Wherever the string "from" appears in the listing, copy that line.

--- START ---

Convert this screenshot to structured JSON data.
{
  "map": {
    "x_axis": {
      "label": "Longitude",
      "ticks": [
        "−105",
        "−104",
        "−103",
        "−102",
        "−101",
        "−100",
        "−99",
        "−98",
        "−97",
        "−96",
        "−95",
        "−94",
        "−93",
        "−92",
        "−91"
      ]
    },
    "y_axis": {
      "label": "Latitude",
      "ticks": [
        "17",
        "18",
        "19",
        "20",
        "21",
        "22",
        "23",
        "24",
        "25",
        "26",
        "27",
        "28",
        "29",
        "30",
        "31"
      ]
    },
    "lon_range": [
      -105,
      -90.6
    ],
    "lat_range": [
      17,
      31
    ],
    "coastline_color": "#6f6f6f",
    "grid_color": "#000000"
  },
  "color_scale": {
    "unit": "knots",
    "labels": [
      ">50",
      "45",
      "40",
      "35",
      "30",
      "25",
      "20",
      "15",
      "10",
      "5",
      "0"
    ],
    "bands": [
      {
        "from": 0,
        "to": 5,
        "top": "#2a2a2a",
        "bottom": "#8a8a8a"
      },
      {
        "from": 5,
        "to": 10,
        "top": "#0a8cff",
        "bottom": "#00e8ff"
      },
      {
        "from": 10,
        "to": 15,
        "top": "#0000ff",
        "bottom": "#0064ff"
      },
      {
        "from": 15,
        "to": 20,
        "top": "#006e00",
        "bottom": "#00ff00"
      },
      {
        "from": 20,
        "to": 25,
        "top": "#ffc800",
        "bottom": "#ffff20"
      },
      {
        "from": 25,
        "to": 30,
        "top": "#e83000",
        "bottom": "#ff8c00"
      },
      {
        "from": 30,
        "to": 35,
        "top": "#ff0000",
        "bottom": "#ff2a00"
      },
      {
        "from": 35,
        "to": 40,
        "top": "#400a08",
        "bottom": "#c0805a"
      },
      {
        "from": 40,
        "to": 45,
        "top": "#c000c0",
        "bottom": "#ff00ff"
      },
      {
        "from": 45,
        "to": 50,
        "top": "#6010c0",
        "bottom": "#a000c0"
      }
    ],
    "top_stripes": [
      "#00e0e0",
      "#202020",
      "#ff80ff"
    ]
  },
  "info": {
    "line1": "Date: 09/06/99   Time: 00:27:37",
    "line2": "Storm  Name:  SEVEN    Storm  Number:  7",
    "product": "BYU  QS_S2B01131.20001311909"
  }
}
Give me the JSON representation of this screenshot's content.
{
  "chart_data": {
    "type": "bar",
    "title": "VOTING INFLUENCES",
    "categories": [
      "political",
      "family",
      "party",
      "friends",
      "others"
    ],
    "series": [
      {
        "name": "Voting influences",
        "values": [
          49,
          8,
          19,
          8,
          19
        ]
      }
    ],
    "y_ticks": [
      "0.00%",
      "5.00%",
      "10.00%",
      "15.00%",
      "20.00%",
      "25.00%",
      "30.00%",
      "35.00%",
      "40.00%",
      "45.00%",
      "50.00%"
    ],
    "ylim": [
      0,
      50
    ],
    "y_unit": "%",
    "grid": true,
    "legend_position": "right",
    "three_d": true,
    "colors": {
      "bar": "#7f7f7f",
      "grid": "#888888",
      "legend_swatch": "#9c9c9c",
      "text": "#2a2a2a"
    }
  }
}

--- END ---

CORRECT ANSWER:
        "from": 0,
        "from": 5,
        "from": 10,
        "from": 15,
        "from": 20,
        "from": 25,
        "from": 30,
        "from": 35,
        "from": 40,
        "from": 45,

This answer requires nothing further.